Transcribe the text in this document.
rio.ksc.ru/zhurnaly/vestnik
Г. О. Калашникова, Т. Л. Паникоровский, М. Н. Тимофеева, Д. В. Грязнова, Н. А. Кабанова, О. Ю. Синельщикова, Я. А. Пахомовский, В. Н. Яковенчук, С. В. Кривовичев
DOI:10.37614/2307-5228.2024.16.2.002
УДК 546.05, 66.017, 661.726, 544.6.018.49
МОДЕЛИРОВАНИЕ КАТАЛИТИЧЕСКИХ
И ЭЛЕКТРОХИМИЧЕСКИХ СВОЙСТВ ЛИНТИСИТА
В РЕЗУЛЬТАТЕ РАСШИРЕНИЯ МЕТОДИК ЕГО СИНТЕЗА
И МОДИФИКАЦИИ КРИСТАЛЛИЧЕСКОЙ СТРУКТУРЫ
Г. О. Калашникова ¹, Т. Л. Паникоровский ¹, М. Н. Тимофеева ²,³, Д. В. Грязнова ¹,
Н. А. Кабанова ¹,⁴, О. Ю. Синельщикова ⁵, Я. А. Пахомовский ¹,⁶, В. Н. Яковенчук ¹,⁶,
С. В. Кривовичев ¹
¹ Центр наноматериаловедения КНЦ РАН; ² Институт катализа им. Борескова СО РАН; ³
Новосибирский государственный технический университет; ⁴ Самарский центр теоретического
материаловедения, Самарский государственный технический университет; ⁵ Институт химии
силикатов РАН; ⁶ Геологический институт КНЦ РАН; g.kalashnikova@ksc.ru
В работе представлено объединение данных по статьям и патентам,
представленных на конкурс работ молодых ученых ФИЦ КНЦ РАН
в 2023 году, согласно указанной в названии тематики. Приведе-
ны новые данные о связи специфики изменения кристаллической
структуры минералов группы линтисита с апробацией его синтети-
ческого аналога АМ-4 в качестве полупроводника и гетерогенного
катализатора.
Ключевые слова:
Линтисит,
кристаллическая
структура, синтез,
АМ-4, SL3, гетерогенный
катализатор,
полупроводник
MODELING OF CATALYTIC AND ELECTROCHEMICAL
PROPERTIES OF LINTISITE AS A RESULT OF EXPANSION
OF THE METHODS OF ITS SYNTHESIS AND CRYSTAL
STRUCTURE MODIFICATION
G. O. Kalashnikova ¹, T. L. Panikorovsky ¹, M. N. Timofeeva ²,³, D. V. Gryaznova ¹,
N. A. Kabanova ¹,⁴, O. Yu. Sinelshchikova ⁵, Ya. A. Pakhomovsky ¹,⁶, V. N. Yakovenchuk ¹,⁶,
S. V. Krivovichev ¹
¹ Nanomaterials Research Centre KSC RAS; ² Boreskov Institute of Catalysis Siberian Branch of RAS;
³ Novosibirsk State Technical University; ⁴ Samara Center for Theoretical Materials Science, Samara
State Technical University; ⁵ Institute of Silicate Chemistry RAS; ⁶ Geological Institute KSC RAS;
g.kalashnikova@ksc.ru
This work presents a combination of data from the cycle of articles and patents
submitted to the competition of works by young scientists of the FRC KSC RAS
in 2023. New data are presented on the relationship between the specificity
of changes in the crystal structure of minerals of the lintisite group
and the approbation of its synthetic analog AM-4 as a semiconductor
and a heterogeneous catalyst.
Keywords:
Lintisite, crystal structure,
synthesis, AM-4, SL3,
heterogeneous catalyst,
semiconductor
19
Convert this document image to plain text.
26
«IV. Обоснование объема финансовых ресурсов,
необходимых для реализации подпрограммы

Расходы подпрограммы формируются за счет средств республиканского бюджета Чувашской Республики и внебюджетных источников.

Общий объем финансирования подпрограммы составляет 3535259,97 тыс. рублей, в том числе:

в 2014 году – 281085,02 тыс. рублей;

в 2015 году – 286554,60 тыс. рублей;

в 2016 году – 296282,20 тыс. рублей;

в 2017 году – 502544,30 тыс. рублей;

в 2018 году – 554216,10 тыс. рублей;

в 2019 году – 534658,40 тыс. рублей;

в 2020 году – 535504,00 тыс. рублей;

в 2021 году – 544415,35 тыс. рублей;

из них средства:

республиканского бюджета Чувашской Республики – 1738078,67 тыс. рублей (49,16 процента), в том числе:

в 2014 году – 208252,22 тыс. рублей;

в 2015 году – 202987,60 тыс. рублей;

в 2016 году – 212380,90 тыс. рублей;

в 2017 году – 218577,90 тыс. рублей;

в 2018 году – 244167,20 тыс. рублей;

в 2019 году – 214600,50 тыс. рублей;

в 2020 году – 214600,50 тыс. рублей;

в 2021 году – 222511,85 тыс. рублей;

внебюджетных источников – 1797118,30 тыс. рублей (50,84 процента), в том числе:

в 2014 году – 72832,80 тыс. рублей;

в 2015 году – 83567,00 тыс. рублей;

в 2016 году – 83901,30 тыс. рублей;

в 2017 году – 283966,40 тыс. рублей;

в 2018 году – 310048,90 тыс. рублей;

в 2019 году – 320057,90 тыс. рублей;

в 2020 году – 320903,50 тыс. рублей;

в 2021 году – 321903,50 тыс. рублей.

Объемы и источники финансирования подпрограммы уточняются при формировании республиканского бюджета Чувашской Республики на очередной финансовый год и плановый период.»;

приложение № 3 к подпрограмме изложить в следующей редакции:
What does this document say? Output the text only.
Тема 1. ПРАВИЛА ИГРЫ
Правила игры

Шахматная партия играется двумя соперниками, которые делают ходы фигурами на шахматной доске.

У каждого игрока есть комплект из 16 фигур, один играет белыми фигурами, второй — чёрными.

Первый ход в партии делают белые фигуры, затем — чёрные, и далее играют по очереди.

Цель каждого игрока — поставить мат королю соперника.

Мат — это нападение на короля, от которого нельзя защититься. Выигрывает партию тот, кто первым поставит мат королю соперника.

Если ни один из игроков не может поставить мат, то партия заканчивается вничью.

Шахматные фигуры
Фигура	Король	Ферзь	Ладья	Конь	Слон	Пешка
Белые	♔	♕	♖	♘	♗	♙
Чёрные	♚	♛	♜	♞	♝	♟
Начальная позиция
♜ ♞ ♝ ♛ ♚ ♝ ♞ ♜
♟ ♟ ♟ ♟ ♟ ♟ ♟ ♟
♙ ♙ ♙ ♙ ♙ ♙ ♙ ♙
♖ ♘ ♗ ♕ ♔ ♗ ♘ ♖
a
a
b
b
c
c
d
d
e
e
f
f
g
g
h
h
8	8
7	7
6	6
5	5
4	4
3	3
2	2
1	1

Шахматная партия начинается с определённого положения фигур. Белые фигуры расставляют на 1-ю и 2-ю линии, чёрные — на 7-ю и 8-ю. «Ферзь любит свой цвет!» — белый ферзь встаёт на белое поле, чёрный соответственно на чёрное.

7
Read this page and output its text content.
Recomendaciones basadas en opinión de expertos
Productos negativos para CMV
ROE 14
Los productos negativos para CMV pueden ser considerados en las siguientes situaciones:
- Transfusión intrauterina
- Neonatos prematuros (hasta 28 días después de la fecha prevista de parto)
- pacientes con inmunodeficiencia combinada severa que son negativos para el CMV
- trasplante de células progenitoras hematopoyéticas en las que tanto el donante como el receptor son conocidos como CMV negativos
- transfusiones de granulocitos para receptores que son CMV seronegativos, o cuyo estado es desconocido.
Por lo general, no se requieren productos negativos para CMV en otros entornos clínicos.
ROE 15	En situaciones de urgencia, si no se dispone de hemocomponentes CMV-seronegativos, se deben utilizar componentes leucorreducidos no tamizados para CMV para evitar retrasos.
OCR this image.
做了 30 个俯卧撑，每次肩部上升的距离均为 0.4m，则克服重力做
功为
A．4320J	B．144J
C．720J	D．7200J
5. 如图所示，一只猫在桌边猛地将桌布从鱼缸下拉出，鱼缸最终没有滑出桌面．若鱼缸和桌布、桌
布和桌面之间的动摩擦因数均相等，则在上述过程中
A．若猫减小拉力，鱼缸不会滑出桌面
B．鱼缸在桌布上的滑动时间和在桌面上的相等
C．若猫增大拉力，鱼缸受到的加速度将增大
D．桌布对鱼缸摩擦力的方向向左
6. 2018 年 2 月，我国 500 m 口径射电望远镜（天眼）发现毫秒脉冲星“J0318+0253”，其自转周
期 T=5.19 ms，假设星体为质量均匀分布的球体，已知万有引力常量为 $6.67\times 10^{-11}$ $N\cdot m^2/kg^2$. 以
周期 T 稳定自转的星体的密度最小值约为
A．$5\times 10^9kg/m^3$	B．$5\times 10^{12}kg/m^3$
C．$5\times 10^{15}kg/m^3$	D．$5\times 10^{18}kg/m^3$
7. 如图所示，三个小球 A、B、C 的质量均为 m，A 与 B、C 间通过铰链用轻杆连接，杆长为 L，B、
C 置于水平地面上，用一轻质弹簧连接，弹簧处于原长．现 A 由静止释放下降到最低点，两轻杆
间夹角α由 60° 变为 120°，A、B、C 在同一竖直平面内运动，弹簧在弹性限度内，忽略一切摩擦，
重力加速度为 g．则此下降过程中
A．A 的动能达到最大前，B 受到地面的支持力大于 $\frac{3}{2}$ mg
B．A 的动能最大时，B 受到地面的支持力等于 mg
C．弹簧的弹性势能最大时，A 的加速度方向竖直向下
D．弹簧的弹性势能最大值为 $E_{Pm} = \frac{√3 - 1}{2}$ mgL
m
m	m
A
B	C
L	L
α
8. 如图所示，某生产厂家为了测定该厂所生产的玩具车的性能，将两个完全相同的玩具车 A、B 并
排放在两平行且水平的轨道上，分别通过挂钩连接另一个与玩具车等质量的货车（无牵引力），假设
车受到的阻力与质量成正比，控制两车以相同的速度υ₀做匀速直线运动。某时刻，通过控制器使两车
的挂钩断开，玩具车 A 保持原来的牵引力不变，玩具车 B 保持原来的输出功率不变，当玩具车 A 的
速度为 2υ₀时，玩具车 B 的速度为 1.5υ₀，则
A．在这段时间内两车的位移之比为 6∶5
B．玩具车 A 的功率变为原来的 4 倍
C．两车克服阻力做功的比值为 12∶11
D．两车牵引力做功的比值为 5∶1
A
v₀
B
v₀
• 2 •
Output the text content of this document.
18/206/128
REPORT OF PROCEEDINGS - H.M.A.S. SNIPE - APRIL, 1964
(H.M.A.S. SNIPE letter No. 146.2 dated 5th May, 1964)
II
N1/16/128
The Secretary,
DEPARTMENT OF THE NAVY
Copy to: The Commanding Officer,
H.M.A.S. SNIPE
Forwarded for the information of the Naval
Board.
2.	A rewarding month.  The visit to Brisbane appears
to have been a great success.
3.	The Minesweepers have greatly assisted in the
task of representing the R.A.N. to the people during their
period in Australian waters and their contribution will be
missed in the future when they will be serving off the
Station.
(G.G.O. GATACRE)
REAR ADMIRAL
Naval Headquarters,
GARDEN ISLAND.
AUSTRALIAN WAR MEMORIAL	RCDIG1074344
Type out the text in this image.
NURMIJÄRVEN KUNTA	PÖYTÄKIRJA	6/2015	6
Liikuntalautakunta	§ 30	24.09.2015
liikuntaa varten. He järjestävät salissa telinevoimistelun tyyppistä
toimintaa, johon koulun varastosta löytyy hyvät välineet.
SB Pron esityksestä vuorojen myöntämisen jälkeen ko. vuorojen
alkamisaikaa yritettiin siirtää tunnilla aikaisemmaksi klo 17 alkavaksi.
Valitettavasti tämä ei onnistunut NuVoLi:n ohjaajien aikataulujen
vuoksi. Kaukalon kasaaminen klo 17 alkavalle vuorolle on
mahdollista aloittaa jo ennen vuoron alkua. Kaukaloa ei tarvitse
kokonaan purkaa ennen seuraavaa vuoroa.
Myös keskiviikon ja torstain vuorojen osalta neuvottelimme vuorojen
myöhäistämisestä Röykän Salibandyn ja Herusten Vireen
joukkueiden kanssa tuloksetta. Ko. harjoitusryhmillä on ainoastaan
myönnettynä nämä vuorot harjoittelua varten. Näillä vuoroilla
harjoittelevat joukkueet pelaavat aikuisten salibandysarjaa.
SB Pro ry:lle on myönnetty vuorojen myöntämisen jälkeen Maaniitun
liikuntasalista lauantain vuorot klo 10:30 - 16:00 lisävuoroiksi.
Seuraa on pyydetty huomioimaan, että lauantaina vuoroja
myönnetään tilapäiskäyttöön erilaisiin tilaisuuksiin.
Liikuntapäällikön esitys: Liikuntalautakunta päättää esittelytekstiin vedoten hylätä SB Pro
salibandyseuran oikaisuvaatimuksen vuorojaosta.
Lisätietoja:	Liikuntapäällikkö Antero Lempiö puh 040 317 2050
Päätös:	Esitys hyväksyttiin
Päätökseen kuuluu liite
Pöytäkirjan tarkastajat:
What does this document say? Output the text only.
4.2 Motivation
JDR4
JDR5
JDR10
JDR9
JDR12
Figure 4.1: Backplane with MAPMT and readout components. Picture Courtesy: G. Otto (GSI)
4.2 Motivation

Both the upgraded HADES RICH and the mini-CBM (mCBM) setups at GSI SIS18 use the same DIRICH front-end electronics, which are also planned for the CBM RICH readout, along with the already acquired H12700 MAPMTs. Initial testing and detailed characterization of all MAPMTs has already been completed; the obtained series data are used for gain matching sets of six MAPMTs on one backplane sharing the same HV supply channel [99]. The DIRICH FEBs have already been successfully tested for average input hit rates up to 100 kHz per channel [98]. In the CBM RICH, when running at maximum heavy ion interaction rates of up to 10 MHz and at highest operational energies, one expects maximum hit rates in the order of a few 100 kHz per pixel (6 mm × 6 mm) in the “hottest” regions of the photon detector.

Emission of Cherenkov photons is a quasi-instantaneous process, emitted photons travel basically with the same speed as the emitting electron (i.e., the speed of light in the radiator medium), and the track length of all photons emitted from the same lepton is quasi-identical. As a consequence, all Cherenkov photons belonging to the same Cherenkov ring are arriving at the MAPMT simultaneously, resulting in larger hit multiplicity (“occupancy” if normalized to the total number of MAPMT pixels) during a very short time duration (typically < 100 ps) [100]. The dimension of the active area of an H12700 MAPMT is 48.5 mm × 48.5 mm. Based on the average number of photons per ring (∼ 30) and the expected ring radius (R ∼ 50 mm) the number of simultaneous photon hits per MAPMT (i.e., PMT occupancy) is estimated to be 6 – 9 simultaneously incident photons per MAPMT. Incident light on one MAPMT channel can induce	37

════════════════════

• **WORK TO COMPLETE**: Pick out each line that holds the string "бюджета".

• **REPLY**:
Расходы подпрограммы формируются за счет средств республиканского бюджета Чувашской Республики и внебюджетных источников.
республиканского бюджета Чувашской Республики – 1738078,67 тыс. рублей (49,16 процента), в том числе:
Объемы и источники финансирования подпрограммы уточняются при формировании республиканского бюджета Чувашской Республики на очередной финансовый год и плановый период.»;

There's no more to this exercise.